What the exercise asks:
Copy each line that contains the string "overall".
⟨
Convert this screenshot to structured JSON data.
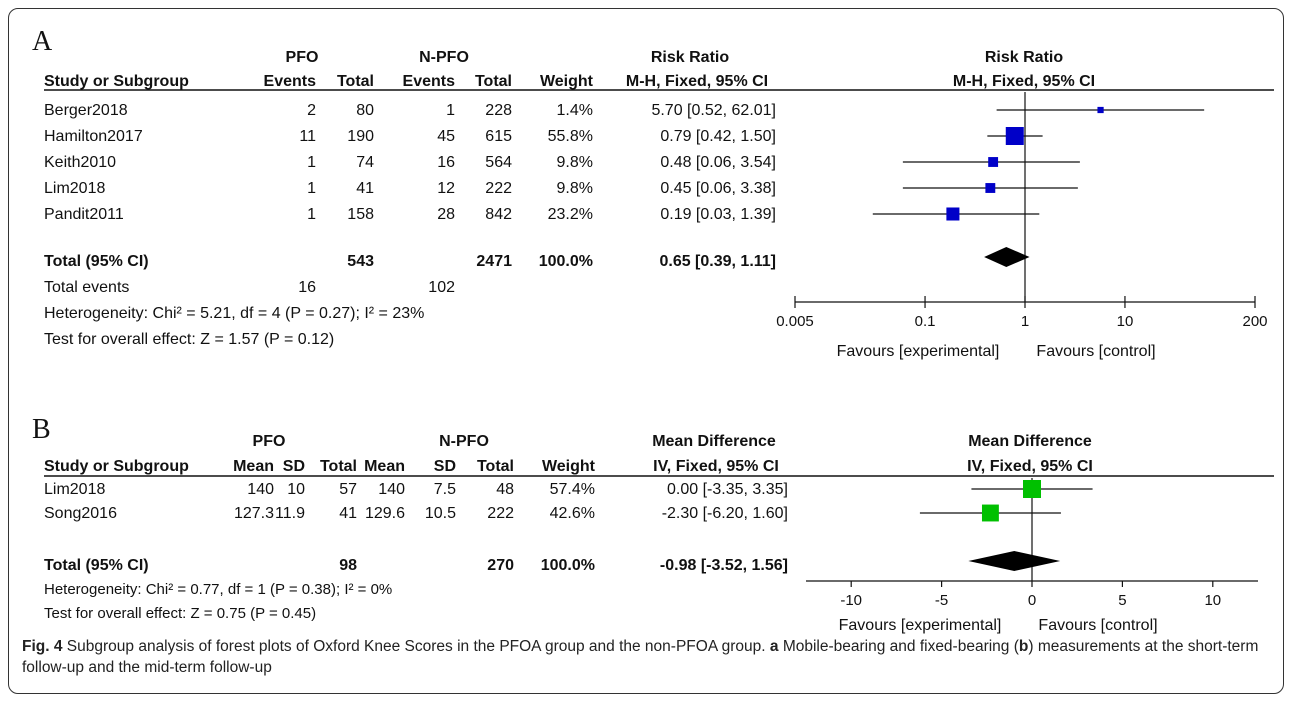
{
  "figure": {
    "caption_label": "Fig. 4",
    "caption_text": "Subgroup analysis of forest plots of Oxford Knee Scores in the PFOA group and the non-PFOA group.",
    "caption_a": "a",
    "caption_mid": "Mobile-bearing and fixed-bearing (",
    "caption_b": "b",
    "caption_end": ") measurements at the short-term follow-up and the mid-term follow-up"
  },
  "chart_data": [
    {
      "type": "forest",
      "panel": "A",
      "group1": "PFO",
      "group2": "N-PFO",
      "headers": [
        "Study or Subgroup",
        "Events",
        "Total",
        "Events",
        "Total",
        "Weight",
        "M-H, Fixed, 95% CI"
      ],
      "effect_header": "Risk Ratio",
      "effect_header_sub": "M-H, Fixed, 95% CI",
      "plot_header": "Risk Ratio",
      "plot_header_sub": "M-H, Fixed, 95% CI",
      "studies": [
        {
          "name": "Berger2018",
          "e1": "2",
          "n1": "80",
          "e2": "1",
          "n2": "228",
          "weight": "1.4%",
          "ci_text": "5.70 [0.52, 62.01]",
          "est": 5.7,
          "lo": 0.52,
          "hi": 62.01,
          "w": 1.4
        },
        {
          "name": "Hamilton2017",
          "e1": "11",
          "n1": "190",
          "e2": "45",
          "n2": "615",
          "weight": "55.8%",
          "ci_text": "0.79 [0.42, 1.50]",
          "est": 0.79,
          "lo": 0.42,
          "hi": 1.5,
          "w": 55.8
        },
        {
          "name": "Keith2010",
          "e1": "1",
          "n1": "74",
          "e2": "16",
          "n2": "564",
          "weight": "9.8%",
          "ci_text": "0.48 [0.06, 3.54]",
          "est": 0.48,
          "lo": 0.06,
          "hi": 3.54,
          "w": 9.8
        },
        {
          "name": "Lim2018",
          "e1": "1",
          "n1": "41",
          "e2": "12",
          "n2": "222",
          "weight": "9.8%",
          "ci_text": "0.45 [0.06, 3.38]",
          "est": 0.45,
          "lo": 0.06,
          "hi": 3.38,
          "w": 9.8
        },
        {
          "name": "Pandit2011",
          "e1": "1",
          "n1": "158",
          "e2": "28",
          "n2": "842",
          "weight": "23.2%",
          "ci_text": "0.19 [0.03, 1.39]",
          "est": 0.19,
          "lo": 0.03,
          "hi": 1.39,
          "w": 23.2
        }
      ],
      "total": {
        "label": "Total (95% CI)",
        "n1": "543",
        "n2": "2471",
        "weight": "100.0%",
        "ci_text": "0.65 [0.39, 1.11]",
        "est": 0.65,
        "lo": 0.39,
        "hi": 1.11
      },
      "total_events": {
        "label": "Total events",
        "e1": "16",
        "e2": "102"
      },
      "heterogeneity": "Heterogeneity: Chi² = 5.21, df = 4 (P = 0.27); I² = 23%",
      "overall_effect": "Test for overall effect: Z = 1.57 (P = 0.12)",
      "axis": {
        "scale": "log",
        "min": 0.005,
        "max": 200,
        "ticks": [
          "0.005",
          "0.1",
          "1",
          "10",
          "200"
        ],
        "tick_values": [
          0.005,
          0.1,
          1,
          10,
          200
        ]
      },
      "favours_left": "Favours [experimental]",
      "favours_right": "Favours [control]",
      "marker_color": "#0000c8"
    },
    {
      "type": "forest",
      "panel": "B",
      "group1": "PFO",
      "group2": "N-PFO",
      "headers": [
        "Study or Subgroup",
        "Mean",
        "SD",
        "Total",
        "Mean",
        "SD",
        "Total",
        "Weight",
        "IV, Fixed, 95% CI"
      ],
      "effect_header": "Mean Difference",
      "effect_header_sub": "IV, Fixed, 95% CI",
      "plot_header": "Mean Difference",
      "plot_header_sub": "IV, Fixed, 95% CI",
      "studies": [
        {
          "name": "Lim2018",
          "m1": "140",
          "sd1": "10",
          "n1": "57",
          "m2": "140",
          "sd2": "7.5",
          "n2": "48",
          "weight": "57.4%",
          "ci_text": "0.00 [-3.35, 3.35]",
          "est": 0.0,
          "lo": -3.35,
          "hi": 3.35,
          "w": 57.4
        },
        {
          "name": "Song2016",
          "m1": "127.3",
          "sd1": "11.9",
          "n1": "41",
          "m2": "129.6",
          "sd2": "10.5",
          "n2": "222",
          "weight": "42.6%",
          "ci_text": "-2.30 [-6.20, 1.60]",
          "est": -2.3,
          "lo": -6.2,
          "hi": 1.6,
          "w": 42.6
        }
      ],
      "total": {
        "label": "Total (95% CI)",
        "n1": "98",
        "n2": "270",
        "weight": "100.0%",
        "ci_text": "-0.98 [-3.52, 1.56]",
        "est": -0.98,
        "lo": -3.52,
        "hi": 1.56
      },
      "heterogeneity": "Heterogeneity: Chi² = 0.77, df = 1 (P = 0.38); I² = 0%",
      "overall_effect": "Test for overall effect: Z = 0.75 (P = 0.45)",
      "axis": {
        "scale": "linear",
        "min": -10,
        "max": 10,
        "ticks": [
          "-10",
          "-5",
          "0",
          "5",
          "10"
        ],
        "tick_values": [
          -10,
          -5,
          0,
          5,
          10
        ]
      },
      "favours_left": "Favours [experimental]",
      "favours_right": "Favours [control]",
      "marker_color": "#00c000"
    }
  ]
}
⟩
The completed task:
      "overall_effect": "Test for overall effect: Z = 1.57 (P = 0.12)",
      "overall_effect": "Test for overall effect: Z = 0.75 (P = 0.45)",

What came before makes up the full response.